Written problem
Write out again only the lines running from the one that contains "Output the text content of this document." to the end of the records below, including both the first and the last.

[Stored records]
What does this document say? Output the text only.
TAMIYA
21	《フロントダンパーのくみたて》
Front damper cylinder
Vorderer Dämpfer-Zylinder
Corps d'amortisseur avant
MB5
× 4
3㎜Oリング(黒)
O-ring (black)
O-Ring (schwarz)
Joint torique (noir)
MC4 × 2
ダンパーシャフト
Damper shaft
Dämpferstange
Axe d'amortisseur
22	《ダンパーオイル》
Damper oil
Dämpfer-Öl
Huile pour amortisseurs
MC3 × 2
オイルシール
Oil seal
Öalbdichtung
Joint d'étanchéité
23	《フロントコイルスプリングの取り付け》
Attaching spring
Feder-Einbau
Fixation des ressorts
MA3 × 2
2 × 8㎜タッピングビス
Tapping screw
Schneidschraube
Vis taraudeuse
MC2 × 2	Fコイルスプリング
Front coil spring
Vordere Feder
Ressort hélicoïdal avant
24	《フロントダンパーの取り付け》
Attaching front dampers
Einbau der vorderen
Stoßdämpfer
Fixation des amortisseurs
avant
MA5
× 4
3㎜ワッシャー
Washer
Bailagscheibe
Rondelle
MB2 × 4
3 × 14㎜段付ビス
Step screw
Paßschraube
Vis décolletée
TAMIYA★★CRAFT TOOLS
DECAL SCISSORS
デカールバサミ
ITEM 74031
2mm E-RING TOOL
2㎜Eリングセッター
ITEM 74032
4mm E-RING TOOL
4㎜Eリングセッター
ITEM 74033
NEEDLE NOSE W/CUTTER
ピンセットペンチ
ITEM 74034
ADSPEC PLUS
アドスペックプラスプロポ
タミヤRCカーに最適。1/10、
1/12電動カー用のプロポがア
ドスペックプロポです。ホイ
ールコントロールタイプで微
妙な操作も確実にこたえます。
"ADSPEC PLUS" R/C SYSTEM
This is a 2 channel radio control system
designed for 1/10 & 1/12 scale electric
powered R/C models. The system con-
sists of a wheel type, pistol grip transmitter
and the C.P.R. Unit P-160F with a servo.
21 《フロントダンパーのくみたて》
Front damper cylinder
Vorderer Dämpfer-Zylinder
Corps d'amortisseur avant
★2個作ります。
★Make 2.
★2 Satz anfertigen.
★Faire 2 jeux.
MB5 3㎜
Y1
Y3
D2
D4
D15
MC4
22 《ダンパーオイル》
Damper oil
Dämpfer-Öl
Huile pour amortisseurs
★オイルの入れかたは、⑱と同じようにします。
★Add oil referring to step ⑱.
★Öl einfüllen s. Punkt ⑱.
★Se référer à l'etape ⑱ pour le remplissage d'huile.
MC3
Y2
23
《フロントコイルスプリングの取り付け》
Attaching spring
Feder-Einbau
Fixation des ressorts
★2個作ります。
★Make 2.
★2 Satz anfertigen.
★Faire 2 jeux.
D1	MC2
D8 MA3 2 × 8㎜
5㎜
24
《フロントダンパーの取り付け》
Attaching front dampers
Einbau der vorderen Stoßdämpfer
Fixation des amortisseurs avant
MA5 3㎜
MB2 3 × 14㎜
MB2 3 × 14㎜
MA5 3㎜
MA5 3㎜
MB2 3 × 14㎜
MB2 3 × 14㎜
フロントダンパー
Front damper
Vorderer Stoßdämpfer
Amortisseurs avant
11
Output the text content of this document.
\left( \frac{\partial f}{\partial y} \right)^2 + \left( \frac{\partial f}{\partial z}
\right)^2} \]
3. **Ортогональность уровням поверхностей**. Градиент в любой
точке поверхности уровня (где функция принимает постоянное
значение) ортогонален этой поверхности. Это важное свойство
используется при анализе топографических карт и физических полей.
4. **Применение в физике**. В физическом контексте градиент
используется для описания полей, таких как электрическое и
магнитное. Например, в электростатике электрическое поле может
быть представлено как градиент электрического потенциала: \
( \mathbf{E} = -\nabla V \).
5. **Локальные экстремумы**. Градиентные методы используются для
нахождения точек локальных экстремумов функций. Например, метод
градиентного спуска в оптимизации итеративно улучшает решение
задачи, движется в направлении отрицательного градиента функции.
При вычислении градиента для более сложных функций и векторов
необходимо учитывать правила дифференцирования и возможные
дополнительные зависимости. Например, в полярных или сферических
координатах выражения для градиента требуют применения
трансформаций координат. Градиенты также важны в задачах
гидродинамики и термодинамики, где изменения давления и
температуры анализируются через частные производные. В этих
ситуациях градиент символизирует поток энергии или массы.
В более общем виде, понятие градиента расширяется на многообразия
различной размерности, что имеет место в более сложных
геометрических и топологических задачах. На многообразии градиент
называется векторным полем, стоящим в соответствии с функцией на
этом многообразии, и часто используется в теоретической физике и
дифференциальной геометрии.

The response
Output the text content of this document.
\left( \frac{\partial f}{\partial y} \right)^2 + \left( \frac{\partial f}{\partial z}
\right)^2} \]
3. **Ортогональность уровням поверхностей**. Градиент в любой
точке поверхности уровня (где функция принимает постоянное
значение) ортогонален этой поверхности. Это важное свойство
используется при анализе топографических карт и физических полей.
4. **Применение в физике**. В физическом контексте градиент
используется для описания полей, таких как электрическое и
магнитное. Например, в электростатике электрическое поле может
быть представлено как градиент электрического потенциала: \
( \mathbf{E} = -\nabla V \).
5. **Локальные экстремумы**. Градиентные методы используются для
нахождения точек локальных экстремумов функций. Например, метод
градиентного спуска в оптимизации итеративно улучшает решение
задачи, движется в направлении отрицательного градиента функции.
При вычислении градиента для более сложных функций и векторов
необходимо учитывать правила дифференцирования и возможные
дополнительные зависимости. Например, в полярных или сферических
координатах выражения для градиента требуют применения
трансформаций координат. Градиенты также важны в задачах
гидродинамики и термодинамики, где изменения давления и
температуры анализируются через частные производные. В этих
ситуациях градиент символизирует поток энергии или массы.
В более общем виде, понятие градиента расширяется на многообразия
различной размерности, что имеет место в более сложных
геометрических и топологических задачах. На многообразии градиент
называется векторным полем, стоящим в соответствии с функцией на
этом многообразии, и часто используется в теоретической физике и
дифференциальной геометрии.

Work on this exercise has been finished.